>>>>>

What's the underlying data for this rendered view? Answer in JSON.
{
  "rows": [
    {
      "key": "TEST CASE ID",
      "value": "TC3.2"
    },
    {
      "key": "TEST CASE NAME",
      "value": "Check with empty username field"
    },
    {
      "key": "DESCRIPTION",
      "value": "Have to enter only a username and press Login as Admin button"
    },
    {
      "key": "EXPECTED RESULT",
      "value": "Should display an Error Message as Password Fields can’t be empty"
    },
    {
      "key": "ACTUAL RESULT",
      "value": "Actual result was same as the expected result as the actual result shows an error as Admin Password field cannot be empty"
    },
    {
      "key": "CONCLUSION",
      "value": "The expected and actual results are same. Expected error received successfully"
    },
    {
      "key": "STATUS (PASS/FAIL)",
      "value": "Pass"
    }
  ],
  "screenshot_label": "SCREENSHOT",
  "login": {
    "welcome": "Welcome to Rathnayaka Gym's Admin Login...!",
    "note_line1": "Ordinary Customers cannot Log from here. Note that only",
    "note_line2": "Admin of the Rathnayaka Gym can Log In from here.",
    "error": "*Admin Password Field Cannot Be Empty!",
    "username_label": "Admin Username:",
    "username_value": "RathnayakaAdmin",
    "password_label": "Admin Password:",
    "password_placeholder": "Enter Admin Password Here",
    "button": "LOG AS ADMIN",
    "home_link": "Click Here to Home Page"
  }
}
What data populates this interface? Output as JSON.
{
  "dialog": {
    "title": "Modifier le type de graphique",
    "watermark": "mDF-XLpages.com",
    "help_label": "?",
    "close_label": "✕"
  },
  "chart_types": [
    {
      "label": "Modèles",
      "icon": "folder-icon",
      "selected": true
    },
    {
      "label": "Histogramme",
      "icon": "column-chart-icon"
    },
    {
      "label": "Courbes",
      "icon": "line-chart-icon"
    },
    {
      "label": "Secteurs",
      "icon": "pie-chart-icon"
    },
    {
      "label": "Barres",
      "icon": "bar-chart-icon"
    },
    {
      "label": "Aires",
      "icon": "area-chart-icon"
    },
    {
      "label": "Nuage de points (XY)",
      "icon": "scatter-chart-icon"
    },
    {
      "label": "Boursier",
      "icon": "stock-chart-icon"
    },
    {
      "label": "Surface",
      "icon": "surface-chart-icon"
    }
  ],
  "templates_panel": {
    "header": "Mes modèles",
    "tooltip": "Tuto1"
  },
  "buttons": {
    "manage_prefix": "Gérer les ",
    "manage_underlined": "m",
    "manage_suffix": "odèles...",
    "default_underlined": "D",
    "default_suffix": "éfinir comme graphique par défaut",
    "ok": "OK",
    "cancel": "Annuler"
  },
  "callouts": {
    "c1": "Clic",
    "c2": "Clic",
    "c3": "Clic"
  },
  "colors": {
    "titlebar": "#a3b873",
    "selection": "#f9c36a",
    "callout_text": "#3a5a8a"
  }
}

<<<<<

Reproduce the listing above verbatim, from first line to last.

What's the underlying data for this rendered view? Answer in JSON.
{
  "rows": [
    {
      "key": "TEST CASE ID",
      "value": "TC3.2"
    },
    {
      "key": "TEST CASE NAME",
      "value": "Check with empty username field"
    },
    {
      "key": "DESCRIPTION",
      "value": "Have to enter only a username and press Login as Admin button"
    },
    {
      "key": "EXPECTED RESULT",
      "value": "Should display an Error Message as Password Fields can’t be empty"
    },
    {
      "key": "ACTUAL RESULT",
      "value": "Actual result was same as the expected result as the actual result shows an error as Admin Password field cannot be empty"
    },
    {
      "key": "CONCLUSION",
      "value": "The expected and actual results are same. Expected error received successfully"
    },
    {
      "key": "STATUS (PASS/FAIL)",
      "value": "Pass"
    }
  ],
  "screenshot_label": "SCREENSHOT",
  "login": {
    "welcome": "Welcome to Rathnayaka Gym's Admin Login...!",
    "note_line1": "Ordinary Customers cannot Log from here. Note that only",
    "note_line2": "Admin of the Rathnayaka Gym can Log In from here.",
    "error": "*Admin Password Field Cannot Be Empty!",
    "username_label": "Admin Username:",
    "username_value": "RathnayakaAdmin",
    "password_label": "Admin Password:",
    "password_placeholder": "Enter Admin Password Here",
    "button": "LOG AS ADMIN",
    "home_link": "Click Here to Home Page"
  }
}
What data populates this interface? Output as JSON.
{
  "dialog": {
    "title": "Modifier le type de graphique",
    "watermark": "mDF-XLpages.com",
    "help_label": "?",
    "close_label": "✕"
  },
  "chart_types": [
    {
      "label": "Modèles",
      "icon": "folder-icon",
      "selected": true
    },
    {
      "label": "Histogramme",
      "icon": "column-chart-icon"
    },
    {
      "label": "Courbes",
      "icon": "line-chart-icon"
    },
    {
      "label": "Secteurs",
      "icon": "pie-chart-icon"
    },
    {
      "label": "Barres",
      "icon": "bar-chart-icon"
    },
    {
      "label": "Aires",
      "icon": "area-chart-icon"
    },
    {
      "label": "Nuage de points (XY)",
      "icon": "scatter-chart-icon"
    },
    {
      "label": "Boursier",
      "icon": "stock-chart-icon"
    },
    {
      "label": "Surface",
      "icon": "surface-chart-icon"
    }
  ],
  "templates_panel": {
    "header": "Mes modèles",
    "tooltip": "Tuto1"
  },
  "buttons": {
    "manage_prefix": "Gérer les ",
    "manage_underlined": "m",
    "manage_suffix": "odèles...",
    "default_underlined": "D",
    "default_suffix": "éfinir comme graphique par défaut",
    "ok": "OK",
    "cancel": "Annuler"
  },
  "callouts": {
    "c1": "Clic",
    "c2": "Clic",
    "c3": "Clic"
  },
  "colors": {
    "titlebar": "#a3b873",
    "selection": "#f9c36a",
    "callout_text": "#3a5a8a"
  }
}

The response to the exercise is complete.